Data items:

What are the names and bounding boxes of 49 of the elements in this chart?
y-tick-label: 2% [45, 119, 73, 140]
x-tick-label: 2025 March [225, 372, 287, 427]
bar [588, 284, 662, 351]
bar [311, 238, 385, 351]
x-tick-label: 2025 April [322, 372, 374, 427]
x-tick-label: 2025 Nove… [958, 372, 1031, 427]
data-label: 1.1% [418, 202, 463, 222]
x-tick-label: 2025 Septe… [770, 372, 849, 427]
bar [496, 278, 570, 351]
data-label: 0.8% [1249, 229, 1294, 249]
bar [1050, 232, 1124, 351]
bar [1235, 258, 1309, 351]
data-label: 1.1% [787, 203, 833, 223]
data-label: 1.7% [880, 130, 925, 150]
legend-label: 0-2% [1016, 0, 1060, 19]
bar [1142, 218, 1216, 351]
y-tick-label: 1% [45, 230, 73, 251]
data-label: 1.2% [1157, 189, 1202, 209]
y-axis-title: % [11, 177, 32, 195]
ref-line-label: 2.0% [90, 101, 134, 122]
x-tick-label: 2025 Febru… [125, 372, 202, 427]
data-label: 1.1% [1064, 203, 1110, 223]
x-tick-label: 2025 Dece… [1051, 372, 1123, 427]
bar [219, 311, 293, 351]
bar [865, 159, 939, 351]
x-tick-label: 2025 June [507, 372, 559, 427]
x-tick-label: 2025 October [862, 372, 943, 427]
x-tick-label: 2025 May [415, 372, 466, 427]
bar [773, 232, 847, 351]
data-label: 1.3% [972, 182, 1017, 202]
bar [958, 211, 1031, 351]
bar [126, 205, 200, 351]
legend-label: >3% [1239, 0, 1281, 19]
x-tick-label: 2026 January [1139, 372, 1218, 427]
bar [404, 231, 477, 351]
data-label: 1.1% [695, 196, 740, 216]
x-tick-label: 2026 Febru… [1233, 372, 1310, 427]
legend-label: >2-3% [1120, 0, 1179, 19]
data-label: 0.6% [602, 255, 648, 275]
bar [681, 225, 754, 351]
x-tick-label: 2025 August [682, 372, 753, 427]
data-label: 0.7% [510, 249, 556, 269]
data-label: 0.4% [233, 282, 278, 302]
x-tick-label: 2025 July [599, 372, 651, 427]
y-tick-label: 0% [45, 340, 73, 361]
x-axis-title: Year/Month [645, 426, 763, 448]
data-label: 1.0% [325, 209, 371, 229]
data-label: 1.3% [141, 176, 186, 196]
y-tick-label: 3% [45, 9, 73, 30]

Problem description ▸ Can you put these lines into a numbered list, leaving out any blank lines?

Written response ▸
1. What are the names and bounding boxes of 49 of the elements in this chart?
2. y-tick-label: 2% [45, 119, 73, 140]
3. x-tick-label: 2025 March [225, 372, 287, 427]
4. bar [588, 284, 662, 351]
5. bar [311, 238, 385, 351]
6. x-tick-label: 2025 April [322, 372, 374, 427]
7. x-tick-label: 2025 Nove… [958, 372, 1031, 427]
8. data-label: 1.1% [418, 202, 463, 222]
9. x-tick-label: 2025 Septe… [770, 372, 849, 427]
10. bar [496, 278, 570, 351]
11. data-label: 0.8% [1249, 229, 1294, 249]
12. bar [1050, 232, 1124, 351]
13. bar [1235, 258, 1309, 351]
14. data-label: 1.1% [787, 203, 833, 223]
15. data-label: 1.7% [880, 130, 925, 150]
16. legend-label: 0-2% [1016, 0, 1060, 19]
17. bar [1142, 218, 1216, 351]
18. y-tick-label: 1% [45, 230, 73, 251]
19. data-label: 1.2% [1157, 189, 1202, 209]
20. y-axis-title: % [11, 177, 32, 195]
21. ref-line-label: 2.0% [90, 101, 134, 122]
22. x-tick-label: 2025 Febru… [125, 372, 202, 427]
23. data-label: 1.1% [1064, 203, 1110, 223]
24. x-tick-label: 2025 Dece… [1051, 372, 1123, 427]
25. bar [219, 311, 293, 351]
26. bar [865, 159, 939, 351]
27. x-tick-label: 2025 June [507, 372, 559, 427]
28. x-tick-label: 2025 October [862, 372, 943, 427]
29. x-tick-label: 2025 May [415, 372, 466, 427]
30. bar [773, 232, 847, 351]
31. data-label: 1.3% [972, 182, 1017, 202]
32. bar [958, 211, 1031, 351]
33. bar [126, 205, 200, 351]
34. legend-label: >3% [1239, 0, 1281, 19]
35. x-tick-label: 2026 January [1139, 372, 1218, 427]
36. bar [404, 231, 477, 351]
37. data-label: 1.1% [695, 196, 740, 216]
38. x-tick-label: 2026 Febru… [1233, 372, 1310, 427]
39. legend-label: >2-3% [1120, 0, 1179, 19]
40. data-label: 0.6% [602, 255, 648, 275]
41. bar [681, 225, 754, 351]
42. x-tick-label: 2025 August [682, 372, 753, 427]
43. data-label: 0.7% [510, 249, 556, 269]
44. data-label: 0.4% [233, 282, 278, 302]
45. x-tick-label: 2025 July [599, 372, 651, 427]
46. y-tick-label: 0% [45, 340, 73, 361]
47. x-axis-title: Year/Month [645, 426, 763, 448]
48. data-label: 1.0% [325, 209, 371, 229]
49. data-label: 1.3% [141, 176, 186, 196]
50. y-tick-label: 3% [45, 9, 73, 30]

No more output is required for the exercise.